> Brief
Lines that contain the string "sensing" are to be copied; leave out all others.

(Data extracted from a collection)

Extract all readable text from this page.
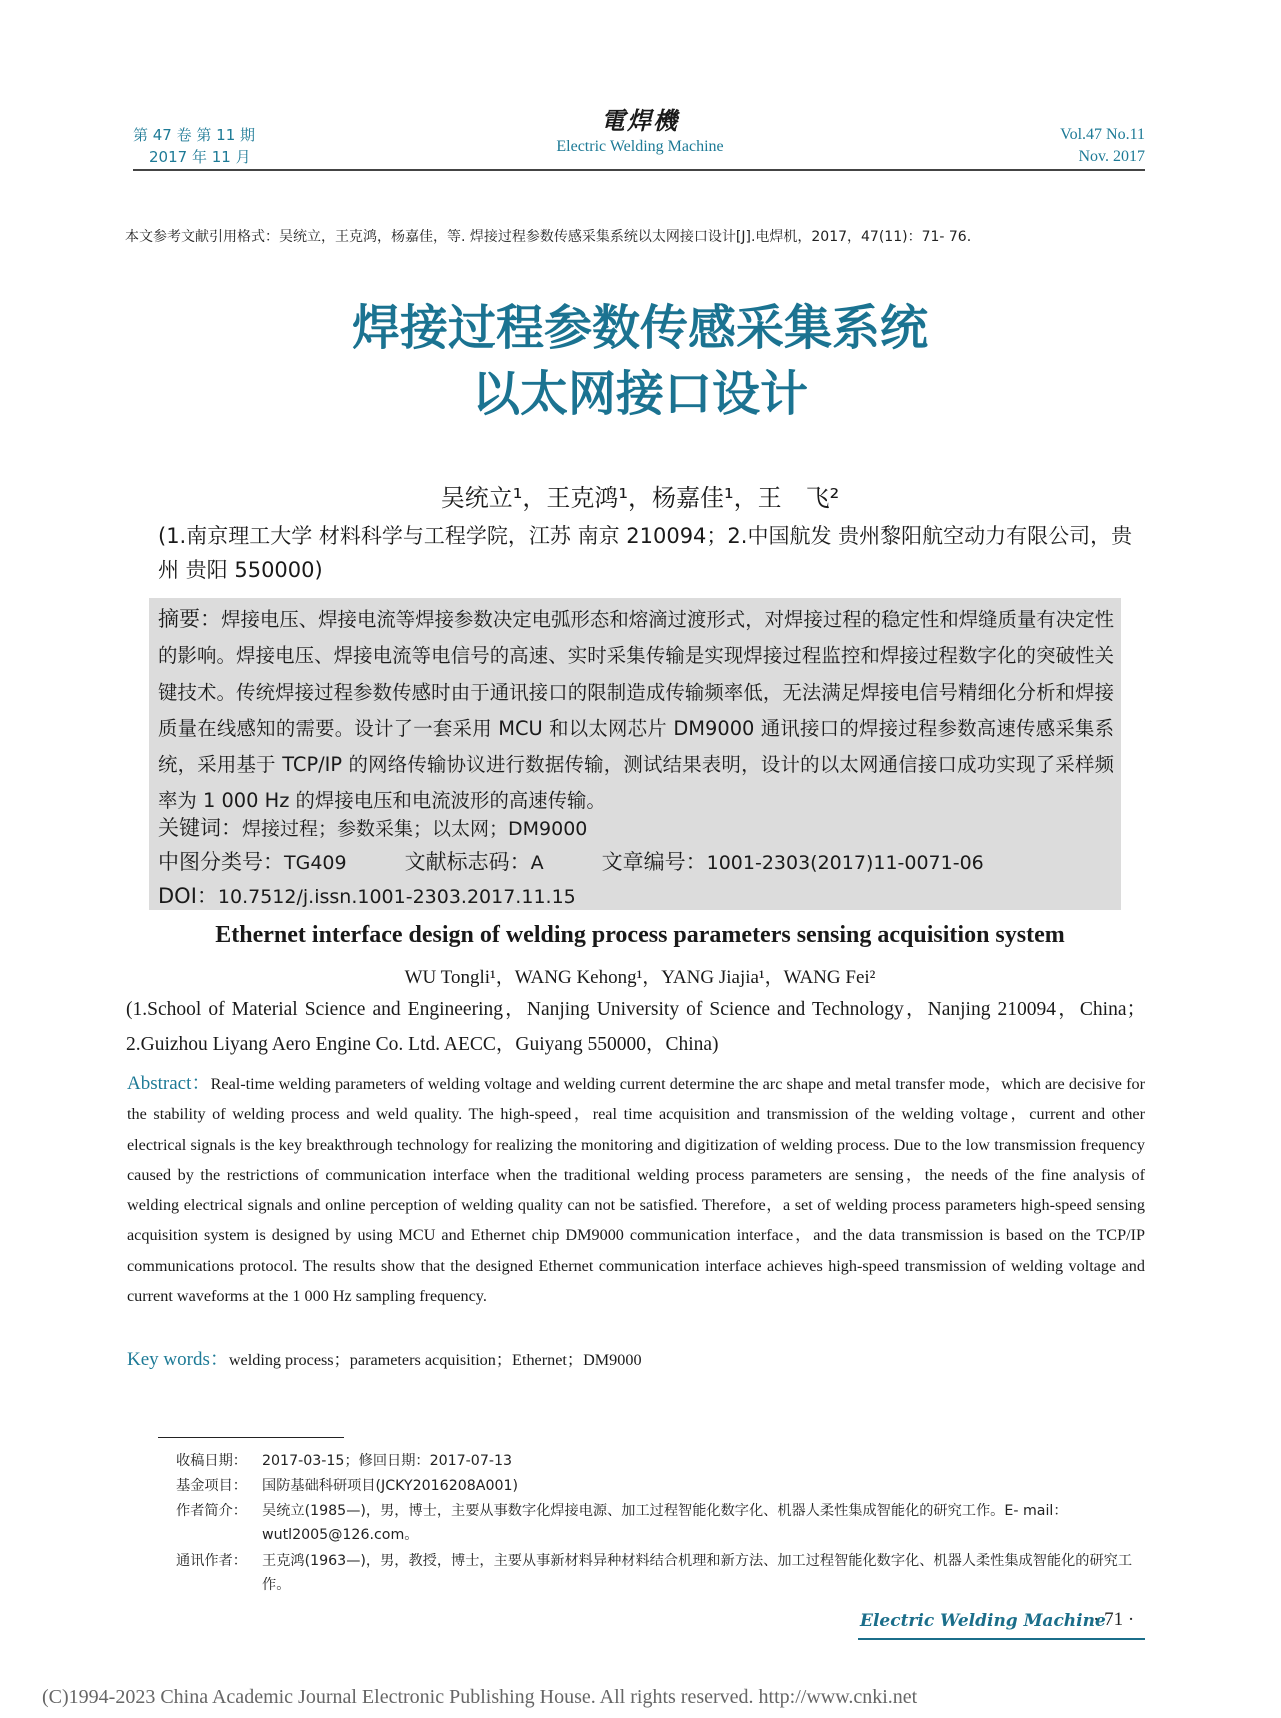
第 47 卷 第 11 期
2017 年 11 月
電焊機
Electric Welding Machine
Vol.47 No.11
Nov. 2017
本文参考文献引用格式：吴统立，王克鸿，杨嘉佳，等. 焊接过程参数传感采集系统以太网接口设计[J].电焊机，2017，47(11)：71- 76.
焊接过程参数传感采集系统
以太网接口设计
吴统立¹，王克鸿¹，杨嘉佳¹，王　飞²
(1.南京理工大学 材料科学与工程学院，江苏 南京 210094；2.中国航发 贵州黎阳航空动力有限公司，贵州 贵阳 550000)
摘要：焊接电压、焊接电流等焊接参数决定电弧形态和熔滴过渡形式，对焊接过程的稳定性和焊缝质量有决定性的影响。焊接电压、焊接电流等电信号的高速、实时采集传输是实现焊接过程监控和焊接过程数字化的突破性关键技术。传统焊接过程参数传感时由于通讯接口的限制造成传输频率低，无法满足焊接电信号精细化分析和焊接质量在线感知的需要。设计了一套采用 MCU 和以太网芯片 DM9000 通讯接口的焊接过程参数高速传感采集系统，采用基于 TCP/IP 的网络传输协议进行数据传输，测试结果表明，设计的以太网通信接口成功实现了采样频率为 1 000 Hz 的焊接电压和电流波形的高速传输。
关键词：焊接过程；参数采集；以太网；DM9000
中图分类号：TG409	文献标志码：A	文章编号：1001-2303(2017)11-0071-06
DOI：10.7512/j.issn.1001-2303.2017.11.15
Ethernet interface design of welding process parameters sensing acquisition system
WU Tongli¹，WANG Kehong¹，YANG Jiajia¹，WANG Fei²
(1.School of Material Science and Engineering，Nanjing University of Science and Technology，Nanjing 210094，China；2.Guizhou Liyang Aero Engine Co. Ltd. AECC，Guiyang 550000，China)
Abstract：Real-time welding parameters of welding voltage and welding current determine the arc shape and metal transfer mode，which are decisive for the stability of welding process and weld quality. The high-speed，real time acquisition and transmission of the welding voltage，current and other electrical signals is the key breakthrough technology for realizing the monitoring and digitization of welding process. Due to the low transmission frequency caused by the restrictions of communication interface when the traditional welding process parameters are sensing，the needs of the fine analysis of welding electrical signals and online perception of welding quality can not be satisfied. Therefore，a set of welding process parameters high-speed sensing acquisition system is designed by using MCU and Ethernet chip DM9000 communication interface，and the data transmission is based on the TCP/IP communications protocol. The results show that the designed Ethernet communication interface achieves high-speed transmission of welding voltage and current waveforms at the 1 000 Hz sampling frequency.
Key words：welding process；parameters acquisition；Ethernet；DM9000
收稿日期：	2017-03-15；修回日期：2017-07-13
基金项目：	国防基础科研项目(JCKY2016208A001)
作者简介：	吴统立(1985—)，男，博士，主要从事数字化焊接电源、加工过程智能化数字化、机器人柔性集成智能化的研究工作。E- mail：wutl2005@126.com。
通讯作者：	王克鸿(1963—)，男，教授，博士，主要从事新材料异种材料结合机理和新方法、加工过程智能化数字化、机器人柔性集成智能化的研究工作。
Electric Welding Machine
· 71 ·
(C)1994-2023 China Academic Journal Electronic Publishing House. All rights reserved. http://www.cnki.net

> Solution to the exercise
Ethernet interface design of welding process parameters sensing acquisition system
Abstract：Real-time welding parameters of welding voltage and welding current determine the arc shape and metal transfer mode，which are decisive for the stability of welding process and weld quality. The high-speed，real time acquisition and transmission of the welding voltage，current and other electrical signals is the key breakthrough technology for realizing the monitoring and digitization of welding process. Due to the low transmission frequency caused by the restrictions of communication interface when the traditional welding process parameters are sensing，the needs of the fine analysis of welding electrical signals and online perception of welding quality can not be satisfied. Therefore，a set of welding process parameters high-speed sensing acquisition system is designed by using MCU and Ethernet chip DM9000 communication interface，and the data transmission is based on the TCP/IP communications protocol. The results show that the designed Ethernet communication interface achieves high-speed transmission of welding voltage and current waveforms at the 1 000 Hz sampling frequency.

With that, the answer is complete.